▶ _Required work_: Reproduce all lines of the listing below in which the word "POLLARDS" occurs.

* begin *

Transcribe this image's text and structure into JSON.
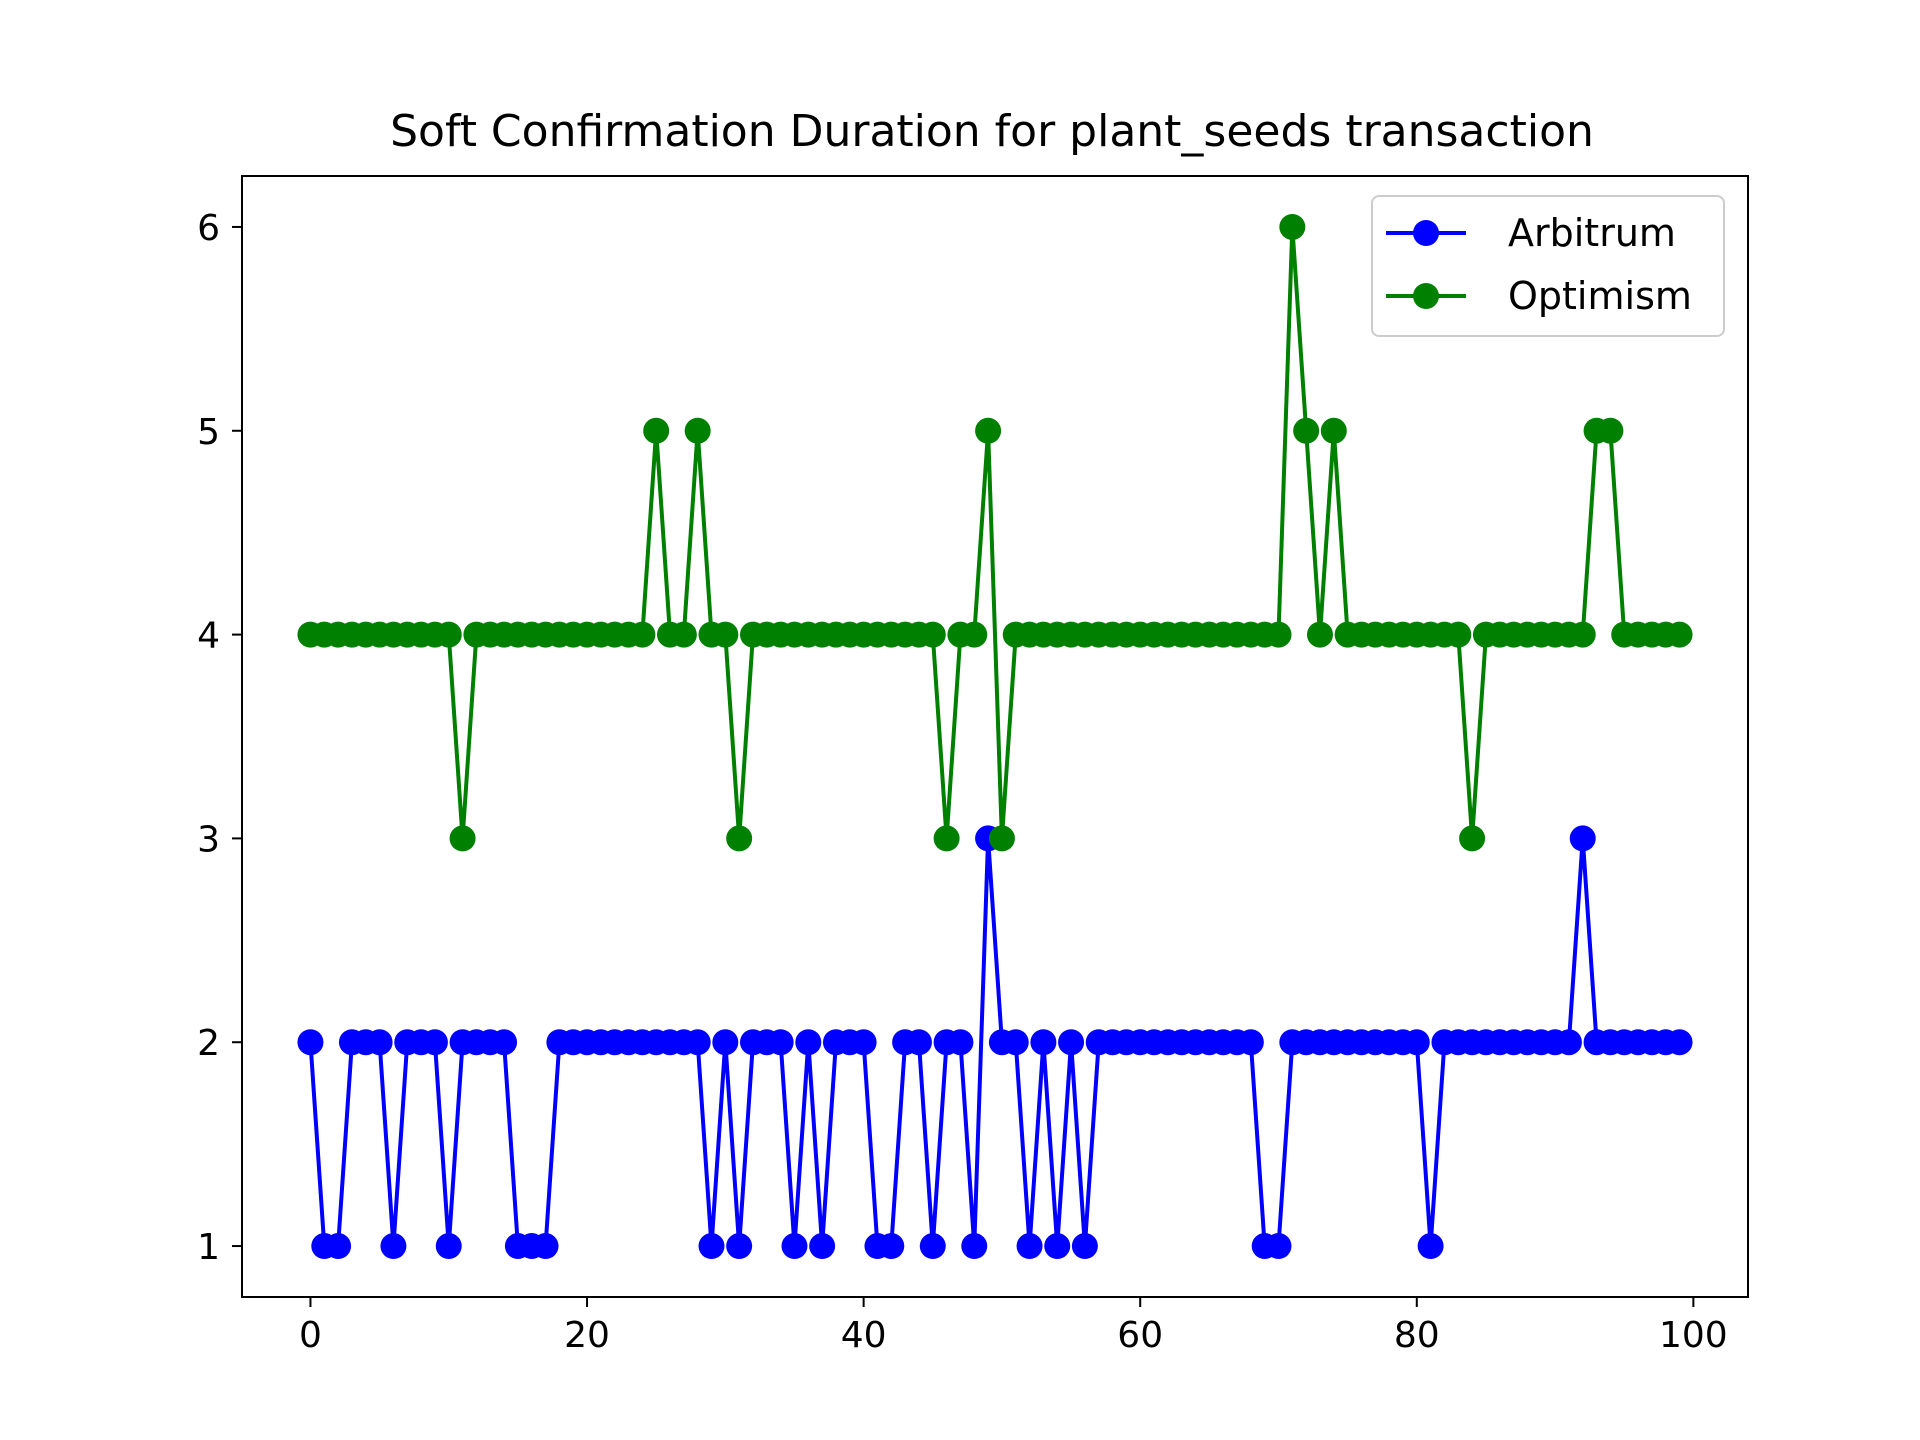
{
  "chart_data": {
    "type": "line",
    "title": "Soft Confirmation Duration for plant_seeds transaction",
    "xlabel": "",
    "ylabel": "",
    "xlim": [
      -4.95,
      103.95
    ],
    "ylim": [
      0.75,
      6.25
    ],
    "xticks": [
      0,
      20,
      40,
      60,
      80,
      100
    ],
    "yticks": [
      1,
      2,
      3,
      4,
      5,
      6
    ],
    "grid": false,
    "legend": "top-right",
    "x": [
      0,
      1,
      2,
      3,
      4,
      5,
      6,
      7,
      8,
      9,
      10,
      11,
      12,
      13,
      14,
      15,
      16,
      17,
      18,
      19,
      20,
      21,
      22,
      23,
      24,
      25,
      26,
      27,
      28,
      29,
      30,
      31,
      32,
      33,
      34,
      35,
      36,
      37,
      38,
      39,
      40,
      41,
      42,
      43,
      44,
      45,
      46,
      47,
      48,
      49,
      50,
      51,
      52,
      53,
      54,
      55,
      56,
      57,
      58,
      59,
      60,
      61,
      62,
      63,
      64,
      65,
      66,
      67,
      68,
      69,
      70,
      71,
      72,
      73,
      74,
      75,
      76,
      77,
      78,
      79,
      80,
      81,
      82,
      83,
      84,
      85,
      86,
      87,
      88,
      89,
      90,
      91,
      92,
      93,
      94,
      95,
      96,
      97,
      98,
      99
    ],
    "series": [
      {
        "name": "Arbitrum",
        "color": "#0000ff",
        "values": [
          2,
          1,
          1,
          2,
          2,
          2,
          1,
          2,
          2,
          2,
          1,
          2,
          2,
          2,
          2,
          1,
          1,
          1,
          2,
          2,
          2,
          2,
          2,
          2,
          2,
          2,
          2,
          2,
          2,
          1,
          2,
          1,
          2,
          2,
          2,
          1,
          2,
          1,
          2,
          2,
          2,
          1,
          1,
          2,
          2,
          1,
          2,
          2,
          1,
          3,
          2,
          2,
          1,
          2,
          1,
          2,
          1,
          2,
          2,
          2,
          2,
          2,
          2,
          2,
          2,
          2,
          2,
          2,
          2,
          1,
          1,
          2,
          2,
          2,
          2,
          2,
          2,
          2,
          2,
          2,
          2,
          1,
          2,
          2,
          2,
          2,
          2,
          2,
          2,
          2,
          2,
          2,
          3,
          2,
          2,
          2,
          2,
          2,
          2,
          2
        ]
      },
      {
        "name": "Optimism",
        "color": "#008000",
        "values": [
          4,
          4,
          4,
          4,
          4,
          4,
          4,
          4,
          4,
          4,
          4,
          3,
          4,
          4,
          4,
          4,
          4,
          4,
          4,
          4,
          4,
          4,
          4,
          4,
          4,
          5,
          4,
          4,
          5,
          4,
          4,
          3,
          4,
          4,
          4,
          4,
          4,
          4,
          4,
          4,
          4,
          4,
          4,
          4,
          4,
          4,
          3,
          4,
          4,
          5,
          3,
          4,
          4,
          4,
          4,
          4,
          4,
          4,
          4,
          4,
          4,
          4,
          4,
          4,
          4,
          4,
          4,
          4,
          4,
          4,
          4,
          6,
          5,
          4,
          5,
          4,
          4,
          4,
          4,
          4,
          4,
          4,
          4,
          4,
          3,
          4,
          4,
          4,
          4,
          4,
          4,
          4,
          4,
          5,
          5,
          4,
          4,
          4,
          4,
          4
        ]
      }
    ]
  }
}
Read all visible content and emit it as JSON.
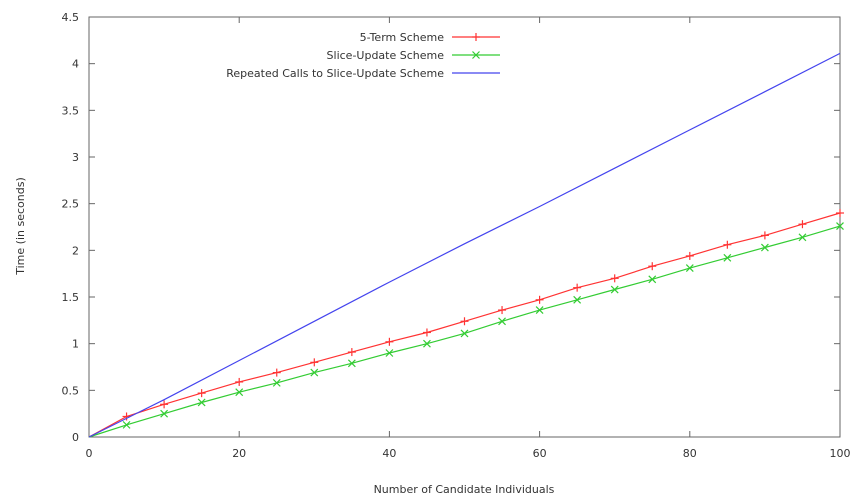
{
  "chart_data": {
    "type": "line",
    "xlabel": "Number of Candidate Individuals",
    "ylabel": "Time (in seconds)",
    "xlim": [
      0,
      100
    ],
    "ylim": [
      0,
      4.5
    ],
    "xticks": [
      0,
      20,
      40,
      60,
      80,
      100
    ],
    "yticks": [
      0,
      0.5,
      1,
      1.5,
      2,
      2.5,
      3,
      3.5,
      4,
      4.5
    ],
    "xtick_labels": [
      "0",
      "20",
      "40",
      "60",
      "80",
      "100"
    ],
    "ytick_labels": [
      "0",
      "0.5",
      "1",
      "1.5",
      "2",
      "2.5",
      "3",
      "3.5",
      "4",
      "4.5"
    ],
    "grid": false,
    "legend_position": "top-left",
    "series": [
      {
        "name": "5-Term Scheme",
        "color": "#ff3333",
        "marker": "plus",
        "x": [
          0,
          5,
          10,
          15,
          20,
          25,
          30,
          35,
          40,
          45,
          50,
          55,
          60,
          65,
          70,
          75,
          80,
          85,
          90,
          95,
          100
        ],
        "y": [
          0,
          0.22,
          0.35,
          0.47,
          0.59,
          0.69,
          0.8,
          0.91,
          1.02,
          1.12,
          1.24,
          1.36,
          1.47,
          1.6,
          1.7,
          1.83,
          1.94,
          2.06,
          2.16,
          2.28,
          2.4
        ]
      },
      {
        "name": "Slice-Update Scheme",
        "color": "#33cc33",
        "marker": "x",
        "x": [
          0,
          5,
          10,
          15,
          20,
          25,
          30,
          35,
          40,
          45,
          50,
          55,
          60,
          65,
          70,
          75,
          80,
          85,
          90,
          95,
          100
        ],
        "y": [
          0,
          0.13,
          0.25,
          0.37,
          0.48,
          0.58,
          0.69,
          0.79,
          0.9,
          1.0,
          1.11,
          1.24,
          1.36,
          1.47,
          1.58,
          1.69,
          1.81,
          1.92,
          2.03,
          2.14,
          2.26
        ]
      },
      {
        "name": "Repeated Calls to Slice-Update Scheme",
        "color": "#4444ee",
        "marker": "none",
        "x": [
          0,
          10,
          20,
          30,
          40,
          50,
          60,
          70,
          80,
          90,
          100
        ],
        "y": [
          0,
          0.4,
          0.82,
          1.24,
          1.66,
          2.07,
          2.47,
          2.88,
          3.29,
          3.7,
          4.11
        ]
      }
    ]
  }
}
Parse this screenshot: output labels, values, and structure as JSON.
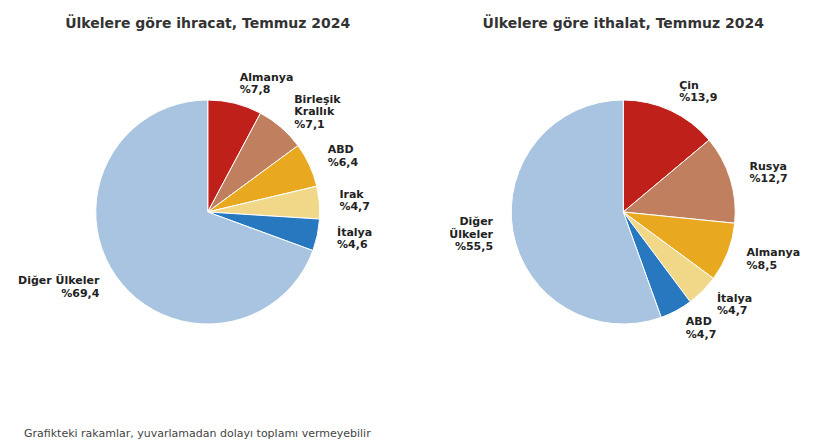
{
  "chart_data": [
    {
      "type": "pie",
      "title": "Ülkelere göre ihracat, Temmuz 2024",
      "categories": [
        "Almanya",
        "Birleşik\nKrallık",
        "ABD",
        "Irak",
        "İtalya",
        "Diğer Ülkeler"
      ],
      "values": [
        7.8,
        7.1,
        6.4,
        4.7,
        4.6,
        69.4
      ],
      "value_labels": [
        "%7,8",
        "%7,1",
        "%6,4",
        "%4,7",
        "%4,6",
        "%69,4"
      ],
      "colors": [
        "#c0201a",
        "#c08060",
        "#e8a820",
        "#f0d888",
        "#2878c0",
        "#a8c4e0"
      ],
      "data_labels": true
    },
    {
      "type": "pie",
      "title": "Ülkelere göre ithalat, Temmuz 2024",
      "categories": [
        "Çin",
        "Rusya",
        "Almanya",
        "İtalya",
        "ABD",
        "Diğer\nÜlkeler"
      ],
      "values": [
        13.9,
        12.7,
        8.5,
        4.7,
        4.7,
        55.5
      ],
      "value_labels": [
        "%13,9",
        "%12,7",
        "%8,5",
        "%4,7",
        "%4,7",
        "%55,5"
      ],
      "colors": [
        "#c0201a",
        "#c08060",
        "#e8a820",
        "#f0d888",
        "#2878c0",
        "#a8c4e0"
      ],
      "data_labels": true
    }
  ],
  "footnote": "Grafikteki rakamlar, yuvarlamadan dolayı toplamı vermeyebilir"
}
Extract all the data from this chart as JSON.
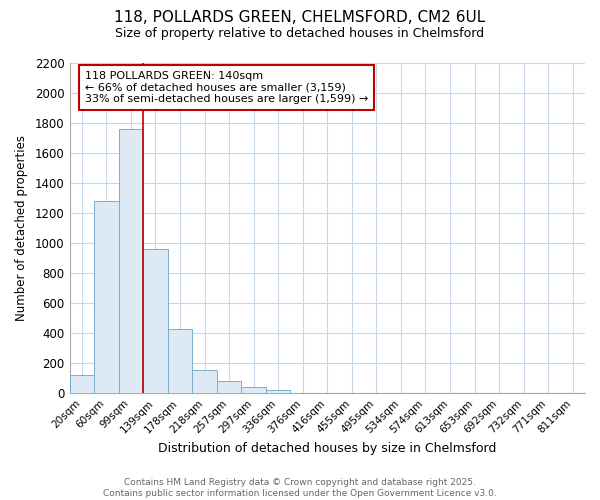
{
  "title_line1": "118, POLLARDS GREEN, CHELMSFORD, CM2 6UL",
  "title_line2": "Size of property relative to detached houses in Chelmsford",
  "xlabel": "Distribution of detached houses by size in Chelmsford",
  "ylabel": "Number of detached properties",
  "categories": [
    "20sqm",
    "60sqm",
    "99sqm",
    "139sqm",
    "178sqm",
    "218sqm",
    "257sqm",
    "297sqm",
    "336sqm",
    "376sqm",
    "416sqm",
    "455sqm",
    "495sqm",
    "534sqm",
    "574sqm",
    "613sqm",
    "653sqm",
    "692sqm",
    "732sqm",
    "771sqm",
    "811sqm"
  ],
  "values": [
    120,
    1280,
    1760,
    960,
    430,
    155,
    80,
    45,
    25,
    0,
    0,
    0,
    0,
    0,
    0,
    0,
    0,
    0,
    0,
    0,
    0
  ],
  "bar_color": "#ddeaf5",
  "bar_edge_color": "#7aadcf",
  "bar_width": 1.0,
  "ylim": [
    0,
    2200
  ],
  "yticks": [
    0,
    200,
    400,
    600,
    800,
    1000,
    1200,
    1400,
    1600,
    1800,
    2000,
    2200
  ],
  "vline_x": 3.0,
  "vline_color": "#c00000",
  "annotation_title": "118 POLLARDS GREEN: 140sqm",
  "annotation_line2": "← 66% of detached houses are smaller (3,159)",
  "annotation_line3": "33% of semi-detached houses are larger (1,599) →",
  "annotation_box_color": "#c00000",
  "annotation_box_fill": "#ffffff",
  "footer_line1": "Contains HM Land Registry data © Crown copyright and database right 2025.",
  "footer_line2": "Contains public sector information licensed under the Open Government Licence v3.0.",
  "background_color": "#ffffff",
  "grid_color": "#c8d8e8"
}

* end *

▶ _Exercise result_:
  "title_line1": "118, POLLARDS GREEN, CHELMSFORD, CM2 6UL",
  "annotation_title": "118 POLLARDS GREEN: 140sqm",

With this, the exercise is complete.